= TASK OBJECTIVE =
Print all the entries verbatim.

-------- MATERIAL TO PROCESS

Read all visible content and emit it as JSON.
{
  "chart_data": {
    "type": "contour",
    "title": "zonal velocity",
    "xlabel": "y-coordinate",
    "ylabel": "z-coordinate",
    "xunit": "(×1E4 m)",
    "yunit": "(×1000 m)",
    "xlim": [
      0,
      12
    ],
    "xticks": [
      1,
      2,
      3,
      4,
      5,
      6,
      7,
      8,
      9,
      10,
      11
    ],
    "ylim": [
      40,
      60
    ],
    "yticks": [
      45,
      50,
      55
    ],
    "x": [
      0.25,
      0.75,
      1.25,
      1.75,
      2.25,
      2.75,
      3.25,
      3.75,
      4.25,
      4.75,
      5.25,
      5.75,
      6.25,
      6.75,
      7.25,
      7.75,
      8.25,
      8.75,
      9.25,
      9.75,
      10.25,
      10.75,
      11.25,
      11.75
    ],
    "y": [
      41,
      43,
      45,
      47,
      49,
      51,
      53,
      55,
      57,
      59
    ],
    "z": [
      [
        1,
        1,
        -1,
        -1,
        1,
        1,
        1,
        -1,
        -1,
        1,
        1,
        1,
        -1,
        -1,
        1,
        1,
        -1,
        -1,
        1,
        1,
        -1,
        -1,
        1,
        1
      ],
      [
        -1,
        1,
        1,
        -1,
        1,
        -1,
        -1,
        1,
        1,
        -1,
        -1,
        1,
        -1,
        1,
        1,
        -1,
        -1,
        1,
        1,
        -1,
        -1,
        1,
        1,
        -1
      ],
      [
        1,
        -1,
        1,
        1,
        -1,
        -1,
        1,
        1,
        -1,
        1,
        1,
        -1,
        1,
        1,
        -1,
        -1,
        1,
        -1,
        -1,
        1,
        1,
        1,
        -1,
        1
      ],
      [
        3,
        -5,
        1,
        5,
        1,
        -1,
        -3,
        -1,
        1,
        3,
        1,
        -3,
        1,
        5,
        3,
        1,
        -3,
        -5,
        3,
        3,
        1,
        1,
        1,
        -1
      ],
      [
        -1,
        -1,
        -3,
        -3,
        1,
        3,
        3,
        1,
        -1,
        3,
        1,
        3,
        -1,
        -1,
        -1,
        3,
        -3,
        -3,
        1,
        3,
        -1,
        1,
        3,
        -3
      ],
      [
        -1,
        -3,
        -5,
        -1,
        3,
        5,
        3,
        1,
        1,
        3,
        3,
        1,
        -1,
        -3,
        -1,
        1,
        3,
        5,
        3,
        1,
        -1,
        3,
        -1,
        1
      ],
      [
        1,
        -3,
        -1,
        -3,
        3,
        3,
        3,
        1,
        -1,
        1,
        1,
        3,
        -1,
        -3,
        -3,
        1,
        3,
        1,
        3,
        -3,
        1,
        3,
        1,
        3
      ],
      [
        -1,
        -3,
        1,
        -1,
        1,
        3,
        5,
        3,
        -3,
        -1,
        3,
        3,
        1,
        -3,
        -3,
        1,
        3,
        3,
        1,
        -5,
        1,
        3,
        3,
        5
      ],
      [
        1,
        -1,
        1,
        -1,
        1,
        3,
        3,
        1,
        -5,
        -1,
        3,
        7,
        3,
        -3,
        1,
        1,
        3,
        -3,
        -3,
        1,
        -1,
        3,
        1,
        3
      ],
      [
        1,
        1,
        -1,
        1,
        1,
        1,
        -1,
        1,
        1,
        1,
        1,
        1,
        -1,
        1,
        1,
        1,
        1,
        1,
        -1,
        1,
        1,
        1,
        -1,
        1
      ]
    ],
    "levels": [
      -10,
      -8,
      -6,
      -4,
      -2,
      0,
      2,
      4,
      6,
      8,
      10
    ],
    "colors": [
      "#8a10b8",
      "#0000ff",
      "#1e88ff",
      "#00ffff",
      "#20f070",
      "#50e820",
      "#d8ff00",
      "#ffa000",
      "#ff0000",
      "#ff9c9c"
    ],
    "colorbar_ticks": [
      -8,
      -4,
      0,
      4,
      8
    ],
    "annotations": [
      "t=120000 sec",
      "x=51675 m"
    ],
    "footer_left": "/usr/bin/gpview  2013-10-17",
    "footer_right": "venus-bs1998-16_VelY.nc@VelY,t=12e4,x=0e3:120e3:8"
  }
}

----------------

= EXERCISE SOLUTION =
Read all visible content and emit it as JSON.
{
  "chart_data": {
    "type": "contour",
    "title": "zonal velocity",
    "xlabel": "y-coordinate",
    "ylabel": "z-coordinate",
    "xunit": "(×1E4 m)",
    "yunit": "(×1000 m)",
    "xlim": [
      0,
      12
    ],
    "xticks": [
      1,
      2,
      3,
      4,
      5,
      6,
      7,
      8,
      9,
      10,
      11
    ],
    "ylim": [
      40,
      60
    ],
    "yticks": [
      45,
      50,
      55
    ],
    "x": [
      0.25,
      0.75,
      1.25,
      1.75,
      2.25,
      2.75,
      3.25,
      3.75,
      4.25,
      4.75,
      5.25,
      5.75,
      6.25,
      6.75,
      7.25,
      7.75,
      8.25,
      8.75,
      9.25,
      9.75,
      10.25,
      10.75,
      11.25,
      11.75
    ],
    "y": [
      41,
      43,
      45,
      47,
      49,
      51,
      53,
      55,
      57,
      59
    ],
    "z": [
      [
        1,
        1,
        -1,
        -1,
        1,
        1,
        1,
        -1,
        -1,
        1,
        1,
        1,
        -1,
        -1,
        1,
        1,
        -1,
        -1,
        1,
        1,
        -1,
        -1,
        1,
        1
      ],
      [
        -1,
        1,
        1,
        -1,
        1,
        -1,
        -1,
        1,
        1,
        -1,
        -1,
        1,
        -1,
        1,
        1,
        -1,
        -1,
        1,
        1,
        -1,
        -1,
        1,
        1,
        -1
      ],
      [
        1,
        -1,
        1,
        1,
        -1,
        -1,
        1,
        1,
        -1,
        1,
        1,
        -1,
        1,
        1,
        -1,
        -1,
        1,
        -1,
        -1,
        1,
        1,
        1,
        -1,
        1
      ],
      [
        3,
        -5,
        1,
        5,
        1,
        -1,
        -3,
        -1,
        1,
        3,
        1,
        -3,
        1,
        5,
        3,
        1,
        -3,
        -5,
        3,
        3,
        1,
        1,
        1,
        -1
      ],
      [
        -1,
        -1,
        -3,
        -3,
        1,
        3,
        3,
        1,
        -1,
        3,
        1,
        3,
        -1,
        -1,
        -1,
        3,
        -3,
        -3,
        1,
        3,
        -1,
        1,
        3,
        -3
      ],
      [
        -1,
        -3,
        -5,
        -1,
        3,
        5,
        3,
        1,
        1,
        3,
        3,
        1,
        -1,
        -3,
        -1,
        1,
        3,
        5,
        3,
        1,
        -1,
        3,
        -1,
        1
      ],
      [
        1,
        -3,
        -1,
        -3,
        3,
        3,
        3,
        1,
        -1,
        1,
        1,
        3,
        -1,
        -3,
        -3,
        1,
        3,
        1,
        3,
        -3,
        1,
        3,
        1,
        3
      ],
      [
        -1,
        -3,
        1,
        -1,
        1,
        3,
        5,
        3,
        -3,
        -1,
        3,
        3,
        1,
        -3,
        -3,
        1,
        3,
        3,
        1,
        -5,
        1,
        3,
        3,
        5
      ],
      [
        1,
        -1,
        1,
        -1,
        1,
        3,
        3,
        1,
        -5,
        -1,
        3,
        7,
        3,
        -3,
        1,
        1,
        3,
        -3,
        -3,
        1,
        -1,
        3,
        1,
        3
      ],
      [
        1,
        1,
        -1,
        1,
        1,
        1,
        -1,
        1,
        1,
        1,
        1,
        1,
        -1,
        1,
        1,
        1,
        1,
        1,
        -1,
        1,
        1,
        1,
        -1,
        1
      ]
    ],
    "levels": [
      -10,
      -8,
      -6,
      -4,
      -2,
      0,
      2,
      4,
      6,
      8,
      10
    ],
    "colors": [
      "#8a10b8",
      "#0000ff",
      "#1e88ff",
      "#00ffff",
      "#20f070",
      "#50e820",
      "#d8ff00",
      "#ffa000",
      "#ff0000",
      "#ff9c9c"
    ],
    "colorbar_ticks": [
      -8,
      -4,
      0,
      4,
      8
    ],
    "annotations": [
      "t=120000 sec",
      "x=51675 m"
    ],
    "footer_left": "/usr/bin/gpview  2013-10-17",
    "footer_right": "venus-bs1998-16_VelY.nc@VelY,t=12e4,x=0e3:120e3:8"
  }
}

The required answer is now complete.